Search the material for the string "mixing", then report how many lines hold it, with no other text.
'''
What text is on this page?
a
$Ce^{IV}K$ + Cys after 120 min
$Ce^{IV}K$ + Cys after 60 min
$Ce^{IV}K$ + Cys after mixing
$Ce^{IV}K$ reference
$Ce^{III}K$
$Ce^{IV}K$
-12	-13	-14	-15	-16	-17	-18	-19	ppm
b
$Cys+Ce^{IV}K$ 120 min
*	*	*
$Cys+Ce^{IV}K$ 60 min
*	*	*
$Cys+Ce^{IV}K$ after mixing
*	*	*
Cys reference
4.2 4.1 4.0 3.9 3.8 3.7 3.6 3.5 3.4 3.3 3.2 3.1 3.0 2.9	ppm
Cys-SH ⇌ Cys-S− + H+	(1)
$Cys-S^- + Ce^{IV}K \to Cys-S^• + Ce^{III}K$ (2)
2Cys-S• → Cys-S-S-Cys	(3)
'''
'''
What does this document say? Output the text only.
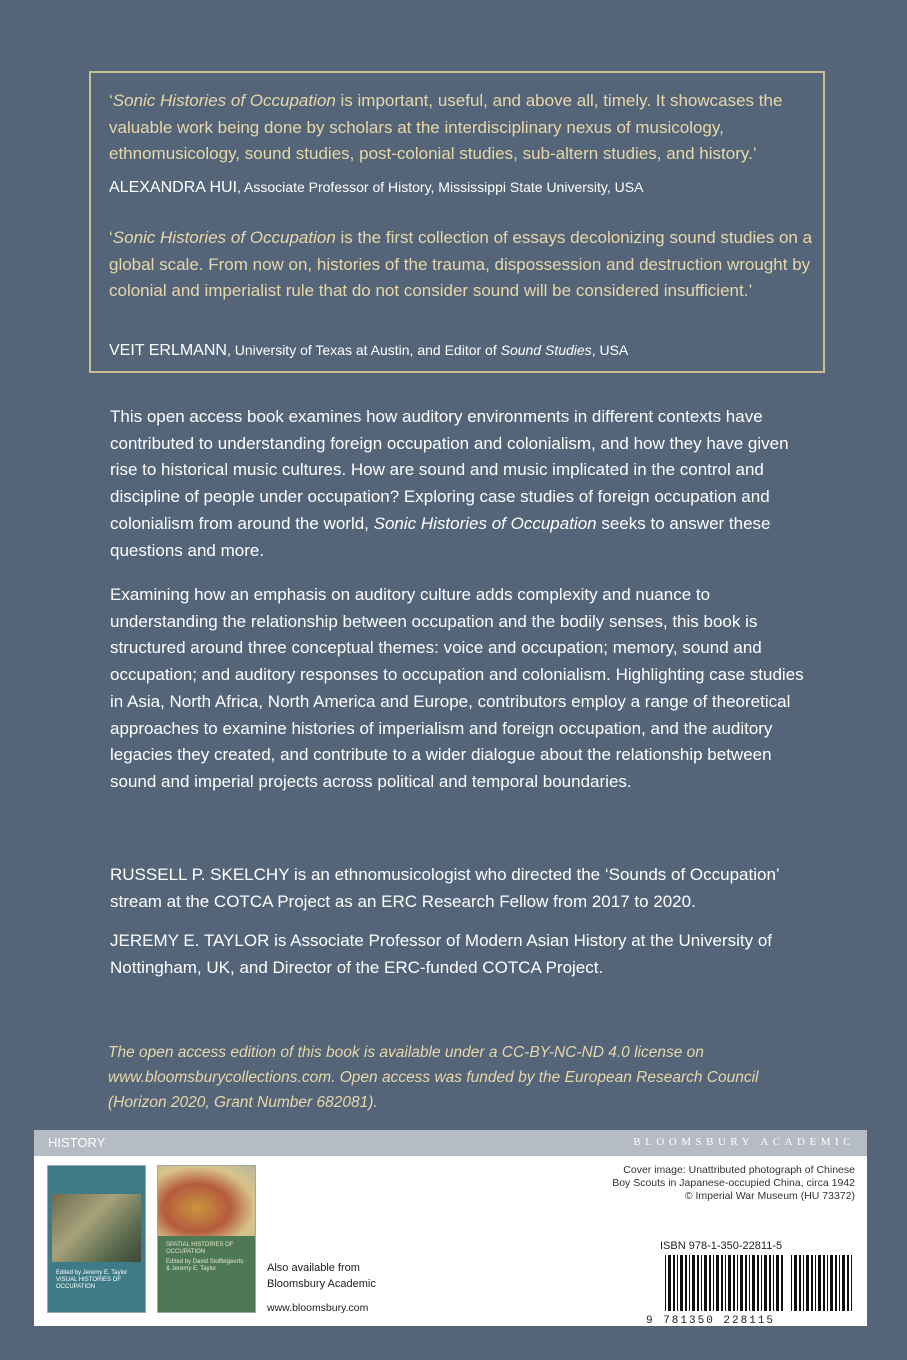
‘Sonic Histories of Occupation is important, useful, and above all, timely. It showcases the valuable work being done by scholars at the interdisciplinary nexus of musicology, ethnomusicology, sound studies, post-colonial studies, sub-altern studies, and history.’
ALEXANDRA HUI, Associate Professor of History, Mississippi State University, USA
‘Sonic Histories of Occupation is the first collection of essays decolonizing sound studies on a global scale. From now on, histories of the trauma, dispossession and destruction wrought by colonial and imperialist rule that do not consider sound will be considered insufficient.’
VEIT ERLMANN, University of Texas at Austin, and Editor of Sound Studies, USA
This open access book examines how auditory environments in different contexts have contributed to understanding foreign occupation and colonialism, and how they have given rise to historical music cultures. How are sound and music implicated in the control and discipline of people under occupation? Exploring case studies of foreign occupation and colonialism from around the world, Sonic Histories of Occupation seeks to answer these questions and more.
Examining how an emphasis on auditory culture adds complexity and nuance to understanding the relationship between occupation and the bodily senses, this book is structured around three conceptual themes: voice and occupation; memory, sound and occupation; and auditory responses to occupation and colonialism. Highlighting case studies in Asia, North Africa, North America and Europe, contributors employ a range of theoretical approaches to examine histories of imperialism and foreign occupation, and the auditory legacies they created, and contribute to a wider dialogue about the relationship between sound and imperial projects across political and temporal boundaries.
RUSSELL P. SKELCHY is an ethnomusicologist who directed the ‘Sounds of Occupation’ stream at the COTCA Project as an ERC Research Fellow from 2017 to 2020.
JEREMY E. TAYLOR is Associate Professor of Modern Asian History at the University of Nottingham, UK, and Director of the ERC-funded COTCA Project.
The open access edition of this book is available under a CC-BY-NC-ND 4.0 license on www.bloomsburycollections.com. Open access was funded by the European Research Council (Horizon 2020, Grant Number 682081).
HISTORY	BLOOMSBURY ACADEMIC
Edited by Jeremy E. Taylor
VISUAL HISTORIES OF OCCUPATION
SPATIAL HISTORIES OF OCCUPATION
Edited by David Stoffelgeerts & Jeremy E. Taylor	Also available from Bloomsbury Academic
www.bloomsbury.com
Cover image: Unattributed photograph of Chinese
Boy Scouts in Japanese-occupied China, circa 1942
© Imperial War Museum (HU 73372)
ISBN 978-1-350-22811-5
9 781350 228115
'''
SOLUTION ▸
2